**STATED PROBLEM**. Every entry must be copied word for word.

**RECORDS PROVIDED**.
....

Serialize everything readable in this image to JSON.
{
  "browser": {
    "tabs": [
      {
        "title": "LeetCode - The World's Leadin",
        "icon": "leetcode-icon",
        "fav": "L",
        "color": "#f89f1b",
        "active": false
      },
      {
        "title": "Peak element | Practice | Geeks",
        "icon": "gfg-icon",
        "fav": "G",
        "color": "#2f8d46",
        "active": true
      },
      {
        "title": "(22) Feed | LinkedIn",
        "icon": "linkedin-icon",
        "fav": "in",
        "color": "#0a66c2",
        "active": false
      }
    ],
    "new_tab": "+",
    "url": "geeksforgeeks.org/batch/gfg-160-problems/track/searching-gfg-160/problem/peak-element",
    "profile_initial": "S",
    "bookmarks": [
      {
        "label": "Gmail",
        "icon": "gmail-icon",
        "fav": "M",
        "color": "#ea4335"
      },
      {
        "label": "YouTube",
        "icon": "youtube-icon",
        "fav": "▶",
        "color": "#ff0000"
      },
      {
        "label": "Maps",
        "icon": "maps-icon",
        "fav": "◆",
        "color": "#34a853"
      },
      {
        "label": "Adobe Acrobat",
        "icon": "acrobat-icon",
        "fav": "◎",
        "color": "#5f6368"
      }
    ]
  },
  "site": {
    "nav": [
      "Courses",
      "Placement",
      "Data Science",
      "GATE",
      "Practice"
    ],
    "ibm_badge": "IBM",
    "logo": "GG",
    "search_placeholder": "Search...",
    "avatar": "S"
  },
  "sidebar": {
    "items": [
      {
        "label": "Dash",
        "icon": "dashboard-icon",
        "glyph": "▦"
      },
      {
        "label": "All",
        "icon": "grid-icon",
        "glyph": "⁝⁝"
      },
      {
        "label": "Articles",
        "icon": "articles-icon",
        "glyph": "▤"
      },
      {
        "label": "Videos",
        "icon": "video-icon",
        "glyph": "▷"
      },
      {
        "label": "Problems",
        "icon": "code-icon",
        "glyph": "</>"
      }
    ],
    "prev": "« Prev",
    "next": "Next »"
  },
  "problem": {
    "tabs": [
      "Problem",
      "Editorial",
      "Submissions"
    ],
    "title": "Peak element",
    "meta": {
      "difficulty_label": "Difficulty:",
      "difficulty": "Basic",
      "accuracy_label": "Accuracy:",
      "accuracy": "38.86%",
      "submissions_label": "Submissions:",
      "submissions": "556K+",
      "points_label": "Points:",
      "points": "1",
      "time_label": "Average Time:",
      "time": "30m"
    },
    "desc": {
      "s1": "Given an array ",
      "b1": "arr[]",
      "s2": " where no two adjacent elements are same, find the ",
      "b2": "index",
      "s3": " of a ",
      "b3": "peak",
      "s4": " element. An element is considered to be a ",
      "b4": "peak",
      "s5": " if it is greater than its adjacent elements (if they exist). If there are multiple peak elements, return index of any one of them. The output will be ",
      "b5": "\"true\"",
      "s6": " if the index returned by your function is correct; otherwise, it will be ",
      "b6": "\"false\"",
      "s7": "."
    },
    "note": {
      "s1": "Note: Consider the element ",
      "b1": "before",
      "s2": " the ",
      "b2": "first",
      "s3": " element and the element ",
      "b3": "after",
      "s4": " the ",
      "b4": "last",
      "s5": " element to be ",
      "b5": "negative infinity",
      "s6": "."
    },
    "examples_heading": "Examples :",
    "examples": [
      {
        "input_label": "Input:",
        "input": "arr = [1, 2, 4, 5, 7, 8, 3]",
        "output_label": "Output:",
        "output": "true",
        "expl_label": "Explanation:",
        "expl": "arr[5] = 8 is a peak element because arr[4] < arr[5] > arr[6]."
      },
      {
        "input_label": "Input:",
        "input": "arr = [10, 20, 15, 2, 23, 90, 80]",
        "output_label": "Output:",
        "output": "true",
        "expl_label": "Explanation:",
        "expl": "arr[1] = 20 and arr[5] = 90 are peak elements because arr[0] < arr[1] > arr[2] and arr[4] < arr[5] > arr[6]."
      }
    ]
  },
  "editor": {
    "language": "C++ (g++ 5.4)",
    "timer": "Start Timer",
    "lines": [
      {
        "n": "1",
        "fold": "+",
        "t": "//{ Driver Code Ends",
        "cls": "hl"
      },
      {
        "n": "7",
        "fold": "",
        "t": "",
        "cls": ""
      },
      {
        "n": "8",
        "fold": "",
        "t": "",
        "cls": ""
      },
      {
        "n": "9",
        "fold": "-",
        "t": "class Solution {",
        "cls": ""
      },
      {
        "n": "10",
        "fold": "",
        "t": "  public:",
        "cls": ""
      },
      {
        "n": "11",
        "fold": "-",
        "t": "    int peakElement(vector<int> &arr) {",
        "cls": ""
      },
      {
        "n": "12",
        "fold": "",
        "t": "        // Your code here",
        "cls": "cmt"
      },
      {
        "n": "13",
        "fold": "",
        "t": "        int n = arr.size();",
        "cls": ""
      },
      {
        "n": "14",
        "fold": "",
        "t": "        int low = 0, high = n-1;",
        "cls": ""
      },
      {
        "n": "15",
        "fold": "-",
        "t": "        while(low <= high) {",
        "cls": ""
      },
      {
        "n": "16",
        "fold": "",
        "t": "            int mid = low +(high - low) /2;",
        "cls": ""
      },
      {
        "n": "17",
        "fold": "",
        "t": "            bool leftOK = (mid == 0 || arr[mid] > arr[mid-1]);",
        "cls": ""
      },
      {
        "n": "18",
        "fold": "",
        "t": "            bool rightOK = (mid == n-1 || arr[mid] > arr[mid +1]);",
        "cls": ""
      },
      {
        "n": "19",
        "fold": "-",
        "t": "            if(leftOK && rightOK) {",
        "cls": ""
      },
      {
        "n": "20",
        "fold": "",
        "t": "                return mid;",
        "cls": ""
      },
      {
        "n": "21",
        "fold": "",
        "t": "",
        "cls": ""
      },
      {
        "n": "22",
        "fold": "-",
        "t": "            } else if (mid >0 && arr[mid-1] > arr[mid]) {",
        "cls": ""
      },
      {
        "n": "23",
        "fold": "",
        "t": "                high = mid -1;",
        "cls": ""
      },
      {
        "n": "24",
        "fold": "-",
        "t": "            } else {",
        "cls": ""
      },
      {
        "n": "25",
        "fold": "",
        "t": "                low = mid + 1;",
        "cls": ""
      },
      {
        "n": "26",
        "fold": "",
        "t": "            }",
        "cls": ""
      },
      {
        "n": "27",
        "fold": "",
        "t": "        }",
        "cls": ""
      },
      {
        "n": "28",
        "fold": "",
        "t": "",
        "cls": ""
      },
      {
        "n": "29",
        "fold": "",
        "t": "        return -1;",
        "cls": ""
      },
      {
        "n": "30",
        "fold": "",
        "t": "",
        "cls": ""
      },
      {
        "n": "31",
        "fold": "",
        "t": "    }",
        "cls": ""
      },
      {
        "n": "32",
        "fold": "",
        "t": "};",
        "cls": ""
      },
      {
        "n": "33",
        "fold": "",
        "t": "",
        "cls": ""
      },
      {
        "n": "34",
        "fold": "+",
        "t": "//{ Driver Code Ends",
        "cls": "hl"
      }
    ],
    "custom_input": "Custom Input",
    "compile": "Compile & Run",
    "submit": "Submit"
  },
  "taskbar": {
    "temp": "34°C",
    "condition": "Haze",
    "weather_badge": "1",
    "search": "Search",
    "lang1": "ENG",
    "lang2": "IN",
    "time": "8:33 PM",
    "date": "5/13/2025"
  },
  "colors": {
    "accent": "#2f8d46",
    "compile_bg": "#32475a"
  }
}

....

**RESPONSE TO THE TASK**.
Serialize everything readable in this image to JSON.
{
  "browser": {
    "tabs": [
      {
        "title": "LeetCode - The World's Leadin",
        "icon": "leetcode-icon",
        "fav": "L",
        "color": "#f89f1b",
        "active": false
      },
      {
        "title": "Peak element | Practice | Geeks",
        "icon": "gfg-icon",
        "fav": "G",
        "color": "#2f8d46",
        "active": true
      },
      {
        "title": "(22) Feed | LinkedIn",
        "icon": "linkedin-icon",
        "fav": "in",
        "color": "#0a66c2",
        "active": false
      }
    ],
    "new_tab": "+",
    "url": "geeksforgeeks.org/batch/gfg-160-problems/track/searching-gfg-160/problem/peak-element",
    "profile_initial": "S",
    "bookmarks": [
      {
        "label": "Gmail",
        "icon": "gmail-icon",
        "fav": "M",
        "color": "#ea4335"
      },
      {
        "label": "YouTube",
        "icon": "youtube-icon",
        "fav": "▶",
        "color": "#ff0000"
      },
      {
        "label": "Maps",
        "icon": "maps-icon",
        "fav": "◆",
        "color": "#34a853"
      },
      {
        "label": "Adobe Acrobat",
        "icon": "acrobat-icon",
        "fav": "◎",
        "color": "#5f6368"
      }
    ]
  },
  "site": {
    "nav": [
      "Courses",
      "Placement",
      "Data Science",
      "GATE",
      "Practice"
    ],
    "ibm_badge": "IBM",
    "logo": "GG",
    "search_placeholder": "Search...",
    "avatar": "S"
  },
  "sidebar": {
    "items": [
      {
        "label": "Dash",
        "icon": "dashboard-icon",
        "glyph": "▦"
      },
      {
        "label": "All",
        "icon": "grid-icon",
        "glyph": "⁝⁝"
      },
      {
        "label": "Articles",
        "icon": "articles-icon",
        "glyph": "▤"
      },
      {
        "label": "Videos",
        "icon": "video-icon",
        "glyph": "▷"
      },
      {
        "label": "Problems",
        "icon": "code-icon",
        "glyph": "</>"
      }
    ],
    "prev": "« Prev",
    "next": "Next »"
  },
  "problem": {
    "tabs": [
      "Problem",
      "Editorial",
      "Submissions"
    ],
    "title": "Peak element",
    "meta": {
      "difficulty_label": "Difficulty:",
      "difficulty": "Basic",
      "accuracy_label": "Accuracy:",
      "accuracy": "38.86%",
      "submissions_label": "Submissions:",
      "submissions": "556K+",
      "points_label": "Points:",
      "points": "1",
      "time_label": "Average Time:",
      "time": "30m"
    },
    "desc": {
      "s1": "Given an array ",
      "b1": "arr[]",
      "s2": " where no two adjacent elements are same, find the ",
      "b2": "index",
      "s3": " of a ",
      "b3": "peak",
      "s4": " element. An element is considered to be a ",
      "b4": "peak",
      "s5": " if it is greater than its adjacent elements (if they exist). If there are multiple peak elements, return index of any one of them. The output will be ",
      "b5": "\"true\"",
      "s6": " if the index returned by your function is correct; otherwise, it will be ",
      "b6": "\"false\"",
      "s7": "."
    },
    "note": {
      "s1": "Note: Consider the element ",
      "b1": "before",
      "s2": " the ",
      "b2": "first",
      "s3": " element and the element ",
      "b3": "after",
      "s4": " the ",
      "b4": "last",
      "s5": " element to be ",
      "b5": "negative infinity",
      "s6": "."
    },
    "examples_heading": "Examples :",
    "examples": [
      {
        "input_label": "Input:",
        "input": "arr = [1, 2, 4, 5, 7, 8, 3]",
        "output_label": "Output:",
        "output": "true",
        "expl_label": "Explanation:",
        "expl": "arr[5] = 8 is a peak element because arr[4] < arr[5] > arr[6]."
      },
      {
        "input_label": "Input:",
        "input": "arr = [10, 20, 15, 2, 23, 90, 80]",
        "output_label": "Output:",
        "output": "true",
        "expl_label": "Explanation:",
        "expl": "arr[1] = 20 and arr[5] = 90 are peak elements because arr[0] < arr[1] > arr[2] and arr[4] < arr[5] > arr[6]."
      }
    ]
  },
  "editor": {
    "language": "C++ (g++ 5.4)",
    "timer": "Start Timer",
    "lines": [
      {
        "n": "1",
        "fold": "+",
        "t": "//{ Driver Code Ends",
        "cls": "hl"
      },
      {
        "n": "7",
        "fold": "",
        "t": "",
        "cls": ""
      },
      {
        "n": "8",
        "fold": "",
        "t": "",
        "cls": ""
      },
      {
        "n": "9",
        "fold": "-",
        "t": "class Solution {",
        "cls": ""
      },
      {
        "n": "10",
        "fold": "",
        "t": "  public:",
        "cls": ""
      },
      {
        "n": "11",
        "fold": "-",
        "t": "    int peakElement(vector<int> &arr) {",
        "cls": ""
      },
      {
        "n": "12",
        "fold": "",
        "t": "        // Your code here",
        "cls": "cmt"
      },
      {
        "n": "13",
        "fold": "",
        "t": "        int n = arr.size();",
        "cls": ""
      },
      {
        "n": "14",
        "fold": "",
        "t": "        int low = 0, high = n-1;",
        "cls": ""
      },
      {
        "n": "15",
        "fold": "-",
        "t": "        while(low <= high) {",
        "cls": ""
      },
      {
        "n": "16",
        "fold": "",
        "t": "            int mid = low +(high - low) /2;",
        "cls": ""
      },
      {
        "n": "17",
        "fold": "",
        "t": "            bool leftOK = (mid == 0 || arr[mid] > arr[mid-1]);",
        "cls": ""
      },
      {
        "n": "18",
        "fold": "",
        "t": "            bool rightOK = (mid == n-1 || arr[mid] > arr[mid +1]);",
        "cls": ""
      },
      {
        "n": "19",
        "fold": "-",
        "t": "            if(leftOK && rightOK) {",
        "cls": ""
      },
      {
        "n": "20",
        "fold": "",
        "t": "                return mid;",
        "cls": ""
      },
      {
        "n": "21",
        "fold": "",
        "t": "",
        "cls": ""
      },
      {
        "n": "22",
        "fold": "-",
        "t": "            } else if (mid >0 && arr[mid-1] > arr[mid]) {",
        "cls": ""
      },
      {
        "n": "23",
        "fold": "",
        "t": "                high = mid -1;",
        "cls": ""
      },
      {
        "n": "24",
        "fold": "-",
        "t": "            } else {",
        "cls": ""
      },
      {
        "n": "25",
        "fold": "",
        "t": "                low = mid + 1;",
        "cls": ""
      },
      {
        "n": "26",
        "fold": "",
        "t": "            }",
        "cls": ""
      },
      {
        "n": "27",
        "fold": "",
        "t": "        }",
        "cls": ""
      },
      {
        "n": "28",
        "fold": "",
        "t": "",
        "cls": ""
      },
      {
        "n": "29",
        "fold": "",
        "t": "        return -1;",
        "cls": ""
      },
      {
        "n": "30",
        "fold": "",
        "t": "",
        "cls": ""
      },
      {
        "n": "31",
        "fold": "",
        "t": "    }",
        "cls": ""
      },
      {
        "n": "32",
        "fold": "",
        "t": "};",
        "cls": ""
      },
      {
        "n": "33",
        "fold": "",
        "t": "",
        "cls": ""
      },
      {
        "n": "34",
        "fold": "+",
        "t": "//{ Driver Code Ends",
        "cls": "hl"
      }
    ],
    "custom_input": "Custom Input",
    "compile": "Compile & Run",
    "submit": "Submit"
  },
  "taskbar": {
    "temp": "34°C",
    "condition": "Haze",
    "weather_badge": "1",
    "search": "Search",
    "lang1": "ENG",
    "lang2": "IN",
    "time": "8:33 PM",
    "date": "5/13/2025"
  },
  "colors": {
    "accent": "#2f8d46",
    "compile_bg": "#32475a"
  }
}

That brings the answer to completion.